[Start Dataset records]
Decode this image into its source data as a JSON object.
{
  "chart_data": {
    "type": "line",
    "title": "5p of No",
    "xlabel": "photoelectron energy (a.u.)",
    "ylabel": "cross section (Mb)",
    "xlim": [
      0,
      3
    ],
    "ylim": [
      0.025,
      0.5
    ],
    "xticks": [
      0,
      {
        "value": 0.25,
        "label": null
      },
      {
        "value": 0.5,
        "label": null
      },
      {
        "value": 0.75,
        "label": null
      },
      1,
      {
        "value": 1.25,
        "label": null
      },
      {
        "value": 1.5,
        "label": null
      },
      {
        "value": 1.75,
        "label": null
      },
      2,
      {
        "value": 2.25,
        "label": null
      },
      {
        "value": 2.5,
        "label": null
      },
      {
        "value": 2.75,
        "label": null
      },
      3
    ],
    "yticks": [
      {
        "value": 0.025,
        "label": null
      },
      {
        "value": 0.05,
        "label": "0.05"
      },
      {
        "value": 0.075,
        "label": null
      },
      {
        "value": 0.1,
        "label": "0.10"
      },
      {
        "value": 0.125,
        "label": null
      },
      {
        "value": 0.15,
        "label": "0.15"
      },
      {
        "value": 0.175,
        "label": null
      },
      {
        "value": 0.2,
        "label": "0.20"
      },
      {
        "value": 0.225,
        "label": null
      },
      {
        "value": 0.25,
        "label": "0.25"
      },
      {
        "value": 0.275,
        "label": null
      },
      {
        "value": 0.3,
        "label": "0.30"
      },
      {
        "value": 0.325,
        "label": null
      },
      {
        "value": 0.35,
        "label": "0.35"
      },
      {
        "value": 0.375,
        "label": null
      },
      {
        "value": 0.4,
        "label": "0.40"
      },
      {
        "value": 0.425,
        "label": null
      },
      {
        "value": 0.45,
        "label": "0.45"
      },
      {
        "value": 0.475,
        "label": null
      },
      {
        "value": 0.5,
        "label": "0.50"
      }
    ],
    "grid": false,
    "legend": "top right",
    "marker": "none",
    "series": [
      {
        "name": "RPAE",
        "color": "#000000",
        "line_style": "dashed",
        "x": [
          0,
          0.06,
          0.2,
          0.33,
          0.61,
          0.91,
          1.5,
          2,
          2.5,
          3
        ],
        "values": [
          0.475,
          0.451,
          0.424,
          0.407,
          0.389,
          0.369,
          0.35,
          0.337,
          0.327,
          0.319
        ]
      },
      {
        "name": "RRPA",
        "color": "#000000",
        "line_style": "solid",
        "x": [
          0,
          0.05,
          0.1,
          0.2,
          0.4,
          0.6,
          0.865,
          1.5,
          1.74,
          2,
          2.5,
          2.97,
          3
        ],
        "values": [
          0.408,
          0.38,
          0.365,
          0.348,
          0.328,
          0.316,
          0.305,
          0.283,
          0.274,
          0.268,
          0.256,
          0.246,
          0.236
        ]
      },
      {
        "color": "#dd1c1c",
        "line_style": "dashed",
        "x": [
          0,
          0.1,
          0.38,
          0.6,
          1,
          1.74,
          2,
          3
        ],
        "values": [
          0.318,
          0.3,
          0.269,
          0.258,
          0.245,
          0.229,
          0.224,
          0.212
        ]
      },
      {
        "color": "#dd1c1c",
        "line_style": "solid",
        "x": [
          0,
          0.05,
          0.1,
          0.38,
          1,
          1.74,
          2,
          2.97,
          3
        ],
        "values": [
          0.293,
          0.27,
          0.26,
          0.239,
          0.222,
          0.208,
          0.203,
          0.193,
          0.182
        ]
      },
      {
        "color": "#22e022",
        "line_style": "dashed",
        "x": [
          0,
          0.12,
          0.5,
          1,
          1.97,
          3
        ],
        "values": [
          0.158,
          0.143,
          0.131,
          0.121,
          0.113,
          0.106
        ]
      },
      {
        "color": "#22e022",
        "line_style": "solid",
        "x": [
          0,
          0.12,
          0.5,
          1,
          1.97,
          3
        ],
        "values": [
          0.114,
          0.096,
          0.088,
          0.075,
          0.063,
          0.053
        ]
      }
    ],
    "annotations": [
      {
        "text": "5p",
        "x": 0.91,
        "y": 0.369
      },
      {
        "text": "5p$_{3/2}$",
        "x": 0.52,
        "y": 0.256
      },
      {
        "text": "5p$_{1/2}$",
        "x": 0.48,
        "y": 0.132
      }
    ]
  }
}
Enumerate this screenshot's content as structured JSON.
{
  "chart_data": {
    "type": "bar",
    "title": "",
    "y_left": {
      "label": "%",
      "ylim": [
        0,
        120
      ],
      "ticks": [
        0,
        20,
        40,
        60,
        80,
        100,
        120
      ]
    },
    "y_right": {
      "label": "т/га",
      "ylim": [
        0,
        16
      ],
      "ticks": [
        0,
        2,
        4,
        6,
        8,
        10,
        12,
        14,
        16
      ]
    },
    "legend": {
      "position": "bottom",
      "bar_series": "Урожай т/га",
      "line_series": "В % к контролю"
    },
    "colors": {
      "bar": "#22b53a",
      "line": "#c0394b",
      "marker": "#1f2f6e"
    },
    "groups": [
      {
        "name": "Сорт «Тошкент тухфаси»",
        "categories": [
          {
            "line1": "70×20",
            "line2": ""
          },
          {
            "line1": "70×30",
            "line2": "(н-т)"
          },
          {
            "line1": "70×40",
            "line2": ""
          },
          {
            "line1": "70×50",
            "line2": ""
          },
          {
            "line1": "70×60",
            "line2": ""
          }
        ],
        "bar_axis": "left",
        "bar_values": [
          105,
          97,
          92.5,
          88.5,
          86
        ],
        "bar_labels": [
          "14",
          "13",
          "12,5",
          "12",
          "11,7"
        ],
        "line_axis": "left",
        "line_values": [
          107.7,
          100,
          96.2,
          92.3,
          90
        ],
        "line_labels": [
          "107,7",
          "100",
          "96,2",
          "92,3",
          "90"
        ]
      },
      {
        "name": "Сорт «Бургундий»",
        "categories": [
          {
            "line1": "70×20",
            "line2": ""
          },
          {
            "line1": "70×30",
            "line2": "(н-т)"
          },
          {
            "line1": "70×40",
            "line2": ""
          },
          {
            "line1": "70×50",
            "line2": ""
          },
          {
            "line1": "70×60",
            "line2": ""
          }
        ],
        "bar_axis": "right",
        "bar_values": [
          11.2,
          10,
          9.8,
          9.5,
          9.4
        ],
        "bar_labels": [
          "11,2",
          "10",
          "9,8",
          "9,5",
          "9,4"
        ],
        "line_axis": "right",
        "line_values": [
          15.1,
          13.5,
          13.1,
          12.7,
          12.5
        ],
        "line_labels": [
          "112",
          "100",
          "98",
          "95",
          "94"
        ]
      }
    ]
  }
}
[End Dataset records]
[Short task]: Extract all lines as given.

[Output below]:
Decode this image into its source data as a JSON object.
{
  "chart_data": {
    "type": "line",
    "title": "5p of No",
    "xlabel": "photoelectron energy (a.u.)",
    "ylabel": "cross section (Mb)",
    "xlim": [
      0,
      3
    ],
    "ylim": [
      0.025,
      0.5
    ],
    "xticks": [
      0,
      {
        "value": 0.25,
        "label": null
      },
      {
        "value": 0.5,
        "label": null
      },
      {
        "value": 0.75,
        "label": null
      },
      1,
      {
        "value": 1.25,
        "label": null
      },
      {
        "value": 1.5,
        "label": null
      },
      {
        "value": 1.75,
        "label": null
      },
      2,
      {
        "value": 2.25,
        "label": null
      },
      {
        "value": 2.5,
        "label": null
      },
      {
        "value": 2.75,
        "label": null
      },
      3
    ],
    "yticks": [
      {
        "value": 0.025,
        "label": null
      },
      {
        "value": 0.05,
        "label": "0.05"
      },
      {
        "value": 0.075,
        "label": null
      },
      {
        "value": 0.1,
        "label": "0.10"
      },
      {
        "value": 0.125,
        "label": null
      },
      {
        "value": 0.15,
        "label": "0.15"
      },
      {
        "value": 0.175,
        "label": null
      },
      {
        "value": 0.2,
        "label": "0.20"
      },
      {
        "value": 0.225,
        "label": null
      },
      {
        "value": 0.25,
        "label": "0.25"
      },
      {
        "value": 0.275,
        "label": null
      },
      {
        "value": 0.3,
        "label": "0.30"
      },
      {
        "value": 0.325,
        "label": null
      },
      {
        "value": 0.35,
        "label": "0.35"
      },
      {
        "value": 0.375,
        "label": null
      },
      {
        "value": 0.4,
        "label": "0.40"
      },
      {
        "value": 0.425,
        "label": null
      },
      {
        "value": 0.45,
        "label": "0.45"
      },
      {
        "value": 0.475,
        "label": null
      },
      {
        "value": 0.5,
        "label": "0.50"
      }
    ],
    "grid": false,
    "legend": "top right",
    "marker": "none",
    "series": [
      {
        "name": "RPAE",
        "color": "#000000",
        "line_style": "dashed",
        "x": [
          0,
          0.06,
          0.2,
          0.33,
          0.61,
          0.91,
          1.5,
          2,
          2.5,
          3
        ],
        "values": [
          0.475,
          0.451,
          0.424,
          0.407,
          0.389,
          0.369,
          0.35,
          0.337,
          0.327,
          0.319
        ]
      },
      {
        "name": "RRPA",
        "color": "#000000",
        "line_style": "solid",
        "x": [
          0,
          0.05,
          0.1,
          0.2,
          0.4,
          0.6,
          0.865,
          1.5,
          1.74,
          2,
          2.5,
          2.97,
          3
        ],
        "values": [
          0.408,
          0.38,
          0.365,
          0.348,
          0.328,
          0.316,
          0.305,
          0.283,
          0.274,
          0.268,
          0.256,
          0.246,
          0.236
        ]
      },
      {
        "color": "#dd1c1c",
        "line_style": "dashed",
        "x": [
          0,
          0.1,
          0.38,
          0.6,
          1,
          1.74,
          2,
          3
        ],
        "values": [
          0.318,
          0.3,
          0.269,
          0.258,
          0.245,
          0.229,
          0.224,
          0.212
        ]
      },
      {
        "color": "#dd1c1c",
        "line_style": "solid",
        "x": [
          0,
          0.05,
          0.1,
          0.38,
          1,
          1.74,
          2,
          2.97,
          3
        ],
        "values": [
          0.293,
          0.27,
          0.26,
          0.239,
          0.222,
          0.208,
          0.203,
          0.193,
          0.182
        ]
      },
      {
        "color": "#22e022",
        "line_style": "dashed",
        "x": [
          0,
          0.12,
          0.5,
          1,
          1.97,
          3
        ],
        "values": [
          0.158,
          0.143,
          0.131,
          0.121,
          0.113,
          0.106
        ]
      },
      {
        "color": "#22e022",
        "line_style": "solid",
        "x": [
          0,
          0.12,
          0.5,
          1,
          1.97,
          3
        ],
        "values": [
          0.114,
          0.096,
          0.088,
          0.075,
          0.063,
          0.053
        ]
      }
    ],
    "annotations": [
      {
        "text": "5p",
        "x": 0.91,
        "y": 0.369
      },
      {
        "text": "5p$_{3/2}$",
        "x": 0.52,
        "y": 0.256
      },
      {
        "text": "5p$_{1/2}$",
        "x": 0.48,
        "y": 0.132
      }
    ]
  }
}
Enumerate this screenshot's content as structured JSON.
{
  "chart_data": {
    "type": "bar",
    "title": "",
    "y_left": {
      "label": "%",
      "ylim": [
        0,
        120
      ],
      "ticks": [
        0,
        20,
        40,
        60,
        80,
        100,
        120
      ]
    },
    "y_right": {
      "label": "т/га",
      "ylim": [
        0,
        16
      ],
      "ticks": [
        0,
        2,
        4,
        6,
        8,
        10,
        12,
        14,
        16
      ]
    },
    "legend": {
      "position": "bottom",
      "bar_series": "Урожай т/га",
      "line_series": "В % к контролю"
    },
    "colors": {
      "bar": "#22b53a",
      "line": "#c0394b",
      "marker": "#1f2f6e"
    },
    "groups": [
      {
        "name": "Сорт «Тошкент тухфаси»",
        "categories": [
          {
            "line1": "70×20",
            "line2": ""
          },
          {
            "line1": "70×30",
            "line2": "(н-т)"
          },
          {
            "line1": "70×40",
            "line2": ""
          },
          {
            "line1": "70×50",
            "line2": ""
          },
          {
            "line1": "70×60",
            "line2": ""
          }
        ],
        "bar_axis": "left",
        "bar_values": [
          105,
          97,
          92.5,
          88.5,
          86
        ],
        "bar_labels": [
          "14",
          "13",
          "12,5",
          "12",
          "11,7"
        ],
        "line_axis": "left",
        "line_values": [
          107.7,
          100,
          96.2,
          92.3,
          90
        ],
        "line_labels": [
          "107,7",
          "100",
          "96,2",
          "92,3",
          "90"
        ]
      },
      {
        "name": "Сорт «Бургундий»",
        "categories": [
          {
            "line1": "70×20",
            "line2": ""
          },
          {
            "line1": "70×30",
            "line2": "(н-т)"
          },
          {
            "line1": "70×40",
            "line2": ""
          },
          {
            "line1": "70×50",
            "line2": ""
          },
          {
            "line1": "70×60",
            "line2": ""
          }
        ],
        "bar_axis": "right",
        "bar_values": [
          11.2,
          10,
          9.8,
          9.5,
          9.4
        ],
        "bar_labels": [
          "11,2",
          "10",
          "9,8",
          "9,5",
          "9,4"
        ],
        "line_axis": "right",
        "line_values": [
          15.1,
          13.5,
          13.1,
          12.7,
          12.5
        ],
        "line_labels": [
          "112",
          "100",
          "98",
          "95",
          "94"
        ]
      }
    ]
  }
}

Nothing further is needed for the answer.